__What is needed__. Reproduce the whole listing, character for character.

__Records supplied__.

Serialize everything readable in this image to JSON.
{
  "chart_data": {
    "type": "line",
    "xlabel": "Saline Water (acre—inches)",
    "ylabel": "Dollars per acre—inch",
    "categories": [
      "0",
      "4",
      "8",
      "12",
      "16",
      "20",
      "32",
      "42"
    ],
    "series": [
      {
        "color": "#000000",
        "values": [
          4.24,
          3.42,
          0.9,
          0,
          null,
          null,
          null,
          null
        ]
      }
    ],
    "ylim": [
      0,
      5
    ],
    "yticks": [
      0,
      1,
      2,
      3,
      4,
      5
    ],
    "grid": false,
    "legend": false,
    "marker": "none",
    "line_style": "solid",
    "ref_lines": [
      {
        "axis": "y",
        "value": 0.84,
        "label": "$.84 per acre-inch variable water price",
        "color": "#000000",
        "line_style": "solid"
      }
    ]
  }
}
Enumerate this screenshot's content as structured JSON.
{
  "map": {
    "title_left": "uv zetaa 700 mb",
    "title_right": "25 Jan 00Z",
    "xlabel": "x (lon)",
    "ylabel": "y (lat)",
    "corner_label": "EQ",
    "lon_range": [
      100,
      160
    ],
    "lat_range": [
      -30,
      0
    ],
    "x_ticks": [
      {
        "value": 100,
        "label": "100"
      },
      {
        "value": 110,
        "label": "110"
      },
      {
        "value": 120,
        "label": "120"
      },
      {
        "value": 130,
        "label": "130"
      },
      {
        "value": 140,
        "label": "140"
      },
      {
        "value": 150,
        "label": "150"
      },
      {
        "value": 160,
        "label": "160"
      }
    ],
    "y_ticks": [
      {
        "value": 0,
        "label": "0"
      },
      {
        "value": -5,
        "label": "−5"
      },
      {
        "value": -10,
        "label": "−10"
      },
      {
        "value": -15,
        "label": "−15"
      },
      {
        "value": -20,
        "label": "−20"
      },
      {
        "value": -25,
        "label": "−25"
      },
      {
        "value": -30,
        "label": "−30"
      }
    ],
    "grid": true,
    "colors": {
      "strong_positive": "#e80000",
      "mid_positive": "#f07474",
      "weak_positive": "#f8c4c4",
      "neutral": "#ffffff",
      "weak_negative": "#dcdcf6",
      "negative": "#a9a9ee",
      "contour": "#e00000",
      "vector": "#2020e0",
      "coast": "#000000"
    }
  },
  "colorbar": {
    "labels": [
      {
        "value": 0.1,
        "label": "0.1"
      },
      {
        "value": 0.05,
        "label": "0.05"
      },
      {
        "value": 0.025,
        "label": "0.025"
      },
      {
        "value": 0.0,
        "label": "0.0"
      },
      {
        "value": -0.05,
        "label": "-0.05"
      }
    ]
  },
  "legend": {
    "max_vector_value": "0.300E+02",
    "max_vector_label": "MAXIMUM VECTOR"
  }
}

__Worked solution__.
Serialize everything readable in this image to JSON.
{
  "chart_data": {
    "type": "line",
    "xlabel": "Saline Water (acre—inches)",
    "ylabel": "Dollars per acre—inch",
    "categories": [
      "0",
      "4",
      "8",
      "12",
      "16",
      "20",
      "32",
      "42"
    ],
    "series": [
      {
        "color": "#000000",
        "values": [
          4.24,
          3.42,
          0.9,
          0,
          null,
          null,
          null,
          null
        ]
      }
    ],
    "ylim": [
      0,
      5
    ],
    "yticks": [
      0,
      1,
      2,
      3,
      4,
      5
    ],
    "grid": false,
    "legend": false,
    "marker": "none",
    "line_style": "solid",
    "ref_lines": [
      {
        "axis": "y",
        "value": 0.84,
        "label": "$.84 per acre-inch variable water price",
        "color": "#000000",
        "line_style": "solid"
      }
    ]
  }
}
Enumerate this screenshot's content as structured JSON.
{
  "map": {
    "title_left": "uv zetaa 700 mb",
    "title_right": "25 Jan 00Z",
    "xlabel": "x (lon)",
    "ylabel": "y (lat)",
    "corner_label": "EQ",
    "lon_range": [
      100,
      160
    ],
    "lat_range": [
      -30,
      0
    ],
    "x_ticks": [
      {
        "value": 100,
        "label": "100"
      },
      {
        "value": 110,
        "label": "110"
      },
      {
        "value": 120,
        "label": "120"
      },
      {
        "value": 130,
        "label": "130"
      },
      {
        "value": 140,
        "label": "140"
      },
      {
        "value": 150,
        "label": "150"
      },
      {
        "value": 160,
        "label": "160"
      }
    ],
    "y_ticks": [
      {
        "value": 0,
        "label": "0"
      },
      {
        "value": -5,
        "label": "−5"
      },
      {
        "value": -10,
        "label": "−10"
      },
      {
        "value": -15,
        "label": "−15"
      },
      {
        "value": -20,
        "label": "−20"
      },
      {
        "value": -25,
        "label": "−25"
      },
      {
        "value": -30,
        "label": "−30"
      }
    ],
    "grid": true,
    "colors": {
      "strong_positive": "#e80000",
      "mid_positive": "#f07474",
      "weak_positive": "#f8c4c4",
      "neutral": "#ffffff",
      "weak_negative": "#dcdcf6",
      "negative": "#a9a9ee",
      "contour": "#e00000",
      "vector": "#2020e0",
      "coast": "#000000"
    }
  },
  "colorbar": {
    "labels": [
      {
        "value": 0.1,
        "label": "0.1"
      },
      {
        "value": 0.05,
        "label": "0.05"
      },
      {
        "value": 0.025,
        "label": "0.025"
      },
      {
        "value": 0.0,
        "label": "0.0"
      },
      {
        "value": -0.05,
        "label": "-0.05"
      }
    ]
  },
  "legend": {
    "max_vector_value": "0.300E+02",
    "max_vector_label": "MAXIMUM VECTOR"
  }
}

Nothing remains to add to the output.